→ Problem to work on
Reproduce every line of the data below without altering anything.

[A run of data]

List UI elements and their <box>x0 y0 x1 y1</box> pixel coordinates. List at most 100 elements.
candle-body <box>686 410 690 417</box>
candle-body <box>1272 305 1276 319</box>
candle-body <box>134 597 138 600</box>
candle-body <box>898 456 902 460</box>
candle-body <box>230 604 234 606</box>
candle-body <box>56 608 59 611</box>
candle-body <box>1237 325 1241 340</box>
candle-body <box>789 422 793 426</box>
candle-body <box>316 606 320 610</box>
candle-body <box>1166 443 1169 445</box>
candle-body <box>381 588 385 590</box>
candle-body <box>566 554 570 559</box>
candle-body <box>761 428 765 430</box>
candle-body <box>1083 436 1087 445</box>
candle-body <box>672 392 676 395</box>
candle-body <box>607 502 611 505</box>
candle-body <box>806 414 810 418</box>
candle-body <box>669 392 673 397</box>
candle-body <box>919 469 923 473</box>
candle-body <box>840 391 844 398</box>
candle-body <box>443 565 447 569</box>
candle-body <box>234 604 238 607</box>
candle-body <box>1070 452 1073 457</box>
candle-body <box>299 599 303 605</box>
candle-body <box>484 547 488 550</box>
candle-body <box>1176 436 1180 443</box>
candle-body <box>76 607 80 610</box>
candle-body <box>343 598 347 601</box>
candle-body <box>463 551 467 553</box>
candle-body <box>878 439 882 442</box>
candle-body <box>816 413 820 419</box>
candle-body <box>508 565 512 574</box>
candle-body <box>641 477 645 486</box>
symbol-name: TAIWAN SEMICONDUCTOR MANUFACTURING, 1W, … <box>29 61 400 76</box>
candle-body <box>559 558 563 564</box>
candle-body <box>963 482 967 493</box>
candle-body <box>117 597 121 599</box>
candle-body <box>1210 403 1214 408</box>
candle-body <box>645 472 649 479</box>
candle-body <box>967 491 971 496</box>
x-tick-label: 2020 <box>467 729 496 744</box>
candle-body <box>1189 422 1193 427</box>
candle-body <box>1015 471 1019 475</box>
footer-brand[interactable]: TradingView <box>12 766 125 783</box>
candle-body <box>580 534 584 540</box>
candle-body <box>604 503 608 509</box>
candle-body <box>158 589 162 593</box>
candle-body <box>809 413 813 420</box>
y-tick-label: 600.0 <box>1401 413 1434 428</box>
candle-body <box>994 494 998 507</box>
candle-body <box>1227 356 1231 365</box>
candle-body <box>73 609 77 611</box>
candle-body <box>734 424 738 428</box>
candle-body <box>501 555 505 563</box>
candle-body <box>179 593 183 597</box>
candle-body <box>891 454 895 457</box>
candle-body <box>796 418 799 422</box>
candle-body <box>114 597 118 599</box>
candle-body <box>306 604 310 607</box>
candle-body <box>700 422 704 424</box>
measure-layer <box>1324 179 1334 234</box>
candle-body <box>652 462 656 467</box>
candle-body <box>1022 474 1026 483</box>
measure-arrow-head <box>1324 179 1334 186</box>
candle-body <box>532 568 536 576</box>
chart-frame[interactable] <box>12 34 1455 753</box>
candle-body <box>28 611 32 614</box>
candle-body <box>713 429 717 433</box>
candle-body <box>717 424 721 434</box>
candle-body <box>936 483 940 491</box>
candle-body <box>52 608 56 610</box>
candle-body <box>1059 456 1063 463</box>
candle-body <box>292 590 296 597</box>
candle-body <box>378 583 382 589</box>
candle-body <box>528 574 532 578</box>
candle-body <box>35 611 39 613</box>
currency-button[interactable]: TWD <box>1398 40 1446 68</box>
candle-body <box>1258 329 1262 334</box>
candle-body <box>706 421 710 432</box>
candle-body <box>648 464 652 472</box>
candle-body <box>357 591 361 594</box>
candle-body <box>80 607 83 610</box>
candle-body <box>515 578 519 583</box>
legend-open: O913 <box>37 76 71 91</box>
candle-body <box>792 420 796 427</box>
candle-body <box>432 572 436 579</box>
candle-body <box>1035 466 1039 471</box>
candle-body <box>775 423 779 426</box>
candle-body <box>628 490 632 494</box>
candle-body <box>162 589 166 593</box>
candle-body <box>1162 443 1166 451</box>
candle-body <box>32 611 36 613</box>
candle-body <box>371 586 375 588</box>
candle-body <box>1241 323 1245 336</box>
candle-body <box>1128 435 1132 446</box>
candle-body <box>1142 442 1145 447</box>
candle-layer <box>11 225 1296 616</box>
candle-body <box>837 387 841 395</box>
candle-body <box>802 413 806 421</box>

→ Exercise result
List UI elements and their <box>x0 y0 x1 y1</box> pixel coordinates. List at most 100 elements.
candle-body <box>686 410 690 417</box>
candle-body <box>1272 305 1276 319</box>
candle-body <box>134 597 138 600</box>
candle-body <box>898 456 902 460</box>
candle-body <box>230 604 234 606</box>
candle-body <box>56 608 59 611</box>
candle-body <box>1237 325 1241 340</box>
candle-body <box>789 422 793 426</box>
candle-body <box>316 606 320 610</box>
candle-body <box>1166 443 1169 445</box>
candle-body <box>381 588 385 590</box>
candle-body <box>566 554 570 559</box>
candle-body <box>761 428 765 430</box>
candle-body <box>1083 436 1087 445</box>
candle-body <box>672 392 676 395</box>
candle-body <box>607 502 611 505</box>
candle-body <box>806 414 810 418</box>
candle-body <box>669 392 673 397</box>
candle-body <box>919 469 923 473</box>
candle-body <box>840 391 844 398</box>
candle-body <box>443 565 447 569</box>
candle-body <box>234 604 238 607</box>
candle-body <box>1070 452 1073 457</box>
candle-body <box>299 599 303 605</box>
candle-body <box>484 547 488 550</box>
candle-body <box>1176 436 1180 443</box>
candle-body <box>76 607 80 610</box>
candle-body <box>343 598 347 601</box>
candle-body <box>463 551 467 553</box>
candle-body <box>878 439 882 442</box>
candle-body <box>816 413 820 419</box>
candle-body <box>508 565 512 574</box>
candle-body <box>641 477 645 486</box>
symbol-name: TAIWAN SEMICONDUCTOR MANUFACTURING, 1W, … <box>29 61 400 76</box>
candle-body <box>559 558 563 564</box>
candle-body <box>963 482 967 493</box>
candle-body <box>117 597 121 599</box>
candle-body <box>1210 403 1214 408</box>
candle-body <box>645 472 649 479</box>
candle-body <box>967 491 971 496</box>
x-tick-label: 2020 <box>467 729 496 744</box>
candle-body <box>1189 422 1193 427</box>
candle-body <box>1015 471 1019 475</box>
footer-brand[interactable]: TradingView <box>12 766 125 783</box>
candle-body <box>580 534 584 540</box>
candle-body <box>604 503 608 509</box>
candle-body <box>158 589 162 593</box>
candle-body <box>809 413 813 420</box>
y-tick-label: 600.0 <box>1401 413 1434 428</box>
candle-body <box>994 494 998 507</box>
candle-body <box>1227 356 1231 365</box>
candle-body <box>73 609 77 611</box>
candle-body <box>734 424 738 428</box>
candle-body <box>501 555 505 563</box>
candle-body <box>179 593 183 597</box>
candle-body <box>891 454 895 457</box>
candle-body <box>796 418 799 422</box>
candle-body <box>114 597 118 599</box>
candle-body <box>306 604 310 607</box>
candle-body <box>700 422 704 424</box>
measure-layer <box>1324 179 1334 234</box>
candle-body <box>652 462 656 467</box>
candle-body <box>1022 474 1026 483</box>
measure-arrow-head <box>1324 179 1334 186</box>
candle-body <box>532 568 536 576</box>
chart-frame[interactable] <box>12 34 1455 753</box>
candle-body <box>28 611 32 614</box>
candle-body <box>713 429 717 433</box>
candle-body <box>717 424 721 434</box>
candle-body <box>936 483 940 491</box>
candle-body <box>52 608 56 610</box>
candle-body <box>1059 456 1063 463</box>
candle-body <box>292 590 296 597</box>
candle-body <box>378 583 382 589</box>
candle-body <box>528 574 532 578</box>
candle-body <box>35 611 39 613</box>
currency-button[interactable]: TWD <box>1398 40 1446 68</box>
candle-body <box>1258 329 1262 334</box>
candle-body <box>706 421 710 432</box>
candle-body <box>648 464 652 472</box>
candle-body <box>357 591 361 594</box>
candle-body <box>80 607 83 610</box>
candle-body <box>515 578 519 583</box>
legend-open: O913 <box>37 76 71 91</box>
candle-body <box>792 420 796 427</box>
candle-body <box>432 572 436 579</box>
candle-body <box>1035 466 1039 471</box>
candle-body <box>775 423 779 426</box>
candle-body <box>628 490 632 494</box>
candle-body <box>162 589 166 593</box>
candle-body <box>1162 443 1166 451</box>
candle-body <box>32 611 36 613</box>
candle-body <box>371 586 375 588</box>
candle-body <box>1241 323 1245 336</box>
candle-body <box>1128 435 1132 446</box>
candle-body <box>1142 442 1145 447</box>
candle-layer <box>11 225 1296 616</box>
candle-body <box>837 387 841 395</box>
candle-body <box>802 413 806 421</box>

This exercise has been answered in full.